▶ _Dataset items_
━━━━━━━━━━━━━━━━━━━━

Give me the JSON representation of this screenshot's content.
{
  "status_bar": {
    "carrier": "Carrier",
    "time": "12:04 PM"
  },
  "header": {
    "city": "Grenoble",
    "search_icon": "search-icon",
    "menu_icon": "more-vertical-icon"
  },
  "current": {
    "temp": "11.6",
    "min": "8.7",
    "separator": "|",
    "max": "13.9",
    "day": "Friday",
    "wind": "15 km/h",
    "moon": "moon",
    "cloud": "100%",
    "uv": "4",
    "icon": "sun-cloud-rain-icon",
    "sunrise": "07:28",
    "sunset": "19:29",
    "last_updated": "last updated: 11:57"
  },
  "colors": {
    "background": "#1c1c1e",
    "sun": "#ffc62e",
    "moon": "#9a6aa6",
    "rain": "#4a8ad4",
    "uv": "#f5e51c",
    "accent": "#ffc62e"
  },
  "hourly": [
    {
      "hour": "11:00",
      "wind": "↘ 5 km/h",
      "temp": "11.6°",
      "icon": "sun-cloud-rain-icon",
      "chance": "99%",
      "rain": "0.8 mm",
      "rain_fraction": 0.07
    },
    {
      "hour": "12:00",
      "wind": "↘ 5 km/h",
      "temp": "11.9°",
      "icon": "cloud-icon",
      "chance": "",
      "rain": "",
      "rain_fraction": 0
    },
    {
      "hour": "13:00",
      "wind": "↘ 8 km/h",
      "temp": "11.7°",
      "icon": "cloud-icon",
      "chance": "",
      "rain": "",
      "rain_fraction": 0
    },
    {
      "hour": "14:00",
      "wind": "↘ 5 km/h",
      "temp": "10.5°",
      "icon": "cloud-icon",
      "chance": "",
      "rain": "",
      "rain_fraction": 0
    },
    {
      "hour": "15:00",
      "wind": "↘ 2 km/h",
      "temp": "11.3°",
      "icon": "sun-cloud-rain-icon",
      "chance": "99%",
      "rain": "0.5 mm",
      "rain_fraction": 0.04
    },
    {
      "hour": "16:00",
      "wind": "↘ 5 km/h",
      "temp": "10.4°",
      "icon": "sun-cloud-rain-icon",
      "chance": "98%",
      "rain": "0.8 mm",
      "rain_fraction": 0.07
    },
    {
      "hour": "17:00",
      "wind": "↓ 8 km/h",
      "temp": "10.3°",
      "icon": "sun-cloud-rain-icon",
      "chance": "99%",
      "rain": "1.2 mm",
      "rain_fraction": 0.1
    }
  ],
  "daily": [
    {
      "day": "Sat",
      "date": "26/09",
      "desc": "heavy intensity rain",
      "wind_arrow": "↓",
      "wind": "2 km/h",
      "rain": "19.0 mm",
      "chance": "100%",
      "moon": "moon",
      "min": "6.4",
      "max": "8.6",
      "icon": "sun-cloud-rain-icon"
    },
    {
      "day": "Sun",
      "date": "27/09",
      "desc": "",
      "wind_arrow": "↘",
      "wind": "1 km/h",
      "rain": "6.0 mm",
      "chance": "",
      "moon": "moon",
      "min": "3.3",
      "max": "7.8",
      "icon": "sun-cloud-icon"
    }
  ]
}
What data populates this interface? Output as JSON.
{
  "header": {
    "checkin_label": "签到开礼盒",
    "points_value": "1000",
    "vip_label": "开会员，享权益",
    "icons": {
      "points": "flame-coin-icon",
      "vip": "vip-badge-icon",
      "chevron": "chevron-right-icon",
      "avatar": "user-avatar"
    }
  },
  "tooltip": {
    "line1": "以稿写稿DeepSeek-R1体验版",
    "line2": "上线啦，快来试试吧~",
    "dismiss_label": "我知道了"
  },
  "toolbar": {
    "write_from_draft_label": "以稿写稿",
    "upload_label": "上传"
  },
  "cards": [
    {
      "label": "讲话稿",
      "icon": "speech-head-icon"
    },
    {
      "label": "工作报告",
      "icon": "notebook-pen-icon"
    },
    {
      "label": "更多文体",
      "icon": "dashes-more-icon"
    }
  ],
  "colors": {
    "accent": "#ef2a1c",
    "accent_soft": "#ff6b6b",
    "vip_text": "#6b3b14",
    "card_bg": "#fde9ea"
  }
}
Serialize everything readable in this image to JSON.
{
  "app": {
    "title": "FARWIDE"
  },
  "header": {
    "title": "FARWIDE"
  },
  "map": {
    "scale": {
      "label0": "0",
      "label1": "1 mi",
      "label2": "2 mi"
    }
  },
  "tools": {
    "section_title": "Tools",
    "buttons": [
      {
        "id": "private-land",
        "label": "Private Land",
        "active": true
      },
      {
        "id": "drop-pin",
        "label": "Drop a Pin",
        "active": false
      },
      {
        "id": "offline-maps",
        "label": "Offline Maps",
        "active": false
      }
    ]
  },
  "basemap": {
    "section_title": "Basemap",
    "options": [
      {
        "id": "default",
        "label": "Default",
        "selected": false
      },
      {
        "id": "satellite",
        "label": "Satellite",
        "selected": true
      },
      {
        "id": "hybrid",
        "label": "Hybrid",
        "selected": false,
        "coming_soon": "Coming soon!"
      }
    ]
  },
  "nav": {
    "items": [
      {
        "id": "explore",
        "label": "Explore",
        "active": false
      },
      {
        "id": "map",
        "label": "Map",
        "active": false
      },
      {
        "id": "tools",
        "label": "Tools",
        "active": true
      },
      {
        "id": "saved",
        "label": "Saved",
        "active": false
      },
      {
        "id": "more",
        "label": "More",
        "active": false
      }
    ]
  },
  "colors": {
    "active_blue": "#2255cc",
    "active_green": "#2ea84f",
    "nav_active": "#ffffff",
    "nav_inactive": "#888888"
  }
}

━━━━━━━━━━━━━━━━━━━━

▶ _WORK TO BE COMPLETED_
Print all of the entries exactly as they are written.

▶ _SOLUTION FOR THIS EXERCISE_
Give me the JSON representation of this screenshot's content.
{
  "status_bar": {
    "carrier": "Carrier",
    "time": "12:04 PM"
  },
  "header": {
    "city": "Grenoble",
    "search_icon": "search-icon",
    "menu_icon": "more-vertical-icon"
  },
  "current": {
    "temp": "11.6",
    "min": "8.7",
    "separator": "|",
    "max": "13.9",
    "day": "Friday",
    "wind": "15 km/h",
    "moon": "moon",
    "cloud": "100%",
    "uv": "4",
    "icon": "sun-cloud-rain-icon",
    "sunrise": "07:28",
    "sunset": "19:29",
    "last_updated": "last updated: 11:57"
  },
  "colors": {
    "background": "#1c1c1e",
    "sun": "#ffc62e",
    "moon": "#9a6aa6",
    "rain": "#4a8ad4",
    "uv": "#f5e51c",
    "accent": "#ffc62e"
  },
  "hourly": [
    {
      "hour": "11:00",
      "wind": "↘ 5 km/h",
      "temp": "11.6°",
      "icon": "sun-cloud-rain-icon",
      "chance": "99%",
      "rain": "0.8 mm",
      "rain_fraction": 0.07
    },
    {
      "hour": "12:00",
      "wind": "↘ 5 km/h",
      "temp": "11.9°",
      "icon": "cloud-icon",
      "chance": "",
      "rain": "",
      "rain_fraction": 0
    },
    {
      "hour": "13:00",
      "wind": "↘ 8 km/h",
      "temp": "11.7°",
      "icon": "cloud-icon",
      "chance": "",
      "rain": "",
      "rain_fraction": 0
    },
    {
      "hour": "14:00",
      "wind": "↘ 5 km/h",
      "temp": "10.5°",
      "icon": "cloud-icon",
      "chance": "",
      "rain": "",
      "rain_fraction": 0
    },
    {
      "hour": "15:00",
      "wind": "↘ 2 km/h",
      "temp": "11.3°",
      "icon": "sun-cloud-rain-icon",
      "chance": "99%",
      "rain": "0.5 mm",
      "rain_fraction": 0.04
    },
    {
      "hour": "16:00",
      "wind": "↘ 5 km/h",
      "temp": "10.4°",
      "icon": "sun-cloud-rain-icon",
      "chance": "98%",
      "rain": "0.8 mm",
      "rain_fraction": 0.07
    },
    {
      "hour": "17:00",
      "wind": "↓ 8 km/h",
      "temp": "10.3°",
      "icon": "sun-cloud-rain-icon",
      "chance": "99%",
      "rain": "1.2 mm",
      "rain_fraction": 0.1
    }
  ],
  "daily": [
    {
      "day": "Sat",
      "date": "26/09",
      "desc": "heavy intensity rain",
      "wind_arrow": "↓",
      "wind": "2 km/h",
      "rain": "19.0 mm",
      "chance": "100%",
      "moon": "moon",
      "min": "6.4",
      "max": "8.6",
      "icon": "sun-cloud-rain-icon"
    },
    {
      "day": "Sun",
      "date": "27/09",
      "desc": "",
      "wind_arrow": "↘",
      "wind": "1 km/h",
      "rain": "6.0 mm",
      "chance": "",
      "moon": "moon",
      "min": "3.3",
      "max": "7.8",
      "icon": "sun-cloud-icon"
    }
  ]
}
What data populates this interface? Output as JSON.
{
  "header": {
    "checkin_label": "签到开礼盒",
    "points_value": "1000",
    "vip_label": "开会员，享权益",
    "icons": {
      "points": "flame-coin-icon",
      "vip": "vip-badge-icon",
      "chevron": "chevron-right-icon",
      "avatar": "user-avatar"
    }
  },
  "tooltip": {
    "line1": "以稿写稿DeepSeek-R1体验版",
    "line2": "上线啦，快来试试吧~",
    "dismiss_label": "我知道了"
  },
  "toolbar": {
    "write_from_draft_label": "以稿写稿",
    "upload_label": "上传"
  },
  "cards": [
    {
      "label": "讲话稿",
      "icon": "speech-head-icon"
    },
    {
      "label": "工作报告",
      "icon": "notebook-pen-icon"
    },
    {
      "label": "更多文体",
      "icon": "dashes-more-icon"
    }
  ],
  "colors": {
    "accent": "#ef2a1c",
    "accent_soft": "#ff6b6b",
    "vip_text": "#6b3b14",
    "card_bg": "#fde9ea"
  }
}
Serialize everything readable in this image to JSON.
{
  "app": {
    "title": "FARWIDE"
  },
  "header": {
    "title": "FARWIDE"
  },
  "map": {
    "scale": {
      "label0": "0",
      "label1": "1 mi",
      "label2": "2 mi"
    }
  },
  "tools": {
    "section_title": "Tools",
    "buttons": [
      {
        "id": "private-land",
        "label": "Private Land",
        "active": true
      },
      {
        "id": "drop-pin",
        "label": "Drop a Pin",
        "active": false
      },
      {
        "id": "offline-maps",
        "label": "Offline Maps",
        "active": false
      }
    ]
  },
  "basemap": {
    "section_title": "Basemap",
    "options": [
      {
        "id": "default",
        "label": "Default",
        "selected": false
      },
      {
        "id": "satellite",
        "label": "Satellite",
        "selected": true
      },
      {
        "id": "hybrid",
        "label": "Hybrid",
        "selected": false,
        "coming_soon": "Coming soon!"
      }
    ]
  },
  "nav": {
    "items": [
      {
        "id": "explore",
        "label": "Explore",
        "active": false
      },
      {
        "id": "map",
        "label": "Map",
        "active": false
      },
      {
        "id": "tools",
        "label": "Tools",
        "active": true
      },
      {
        "id": "saved",
        "label": "Saved",
        "active": false
      },
      {
        "id": "more",
        "label": "More",
        "active": false
      }
    ]
  },
  "colors": {
    "active_blue": "#2255cc",
    "active_green": "#2ea84f",
    "nav_active": "#ffffff",
    "nav_inactive": "#888888"
  }
}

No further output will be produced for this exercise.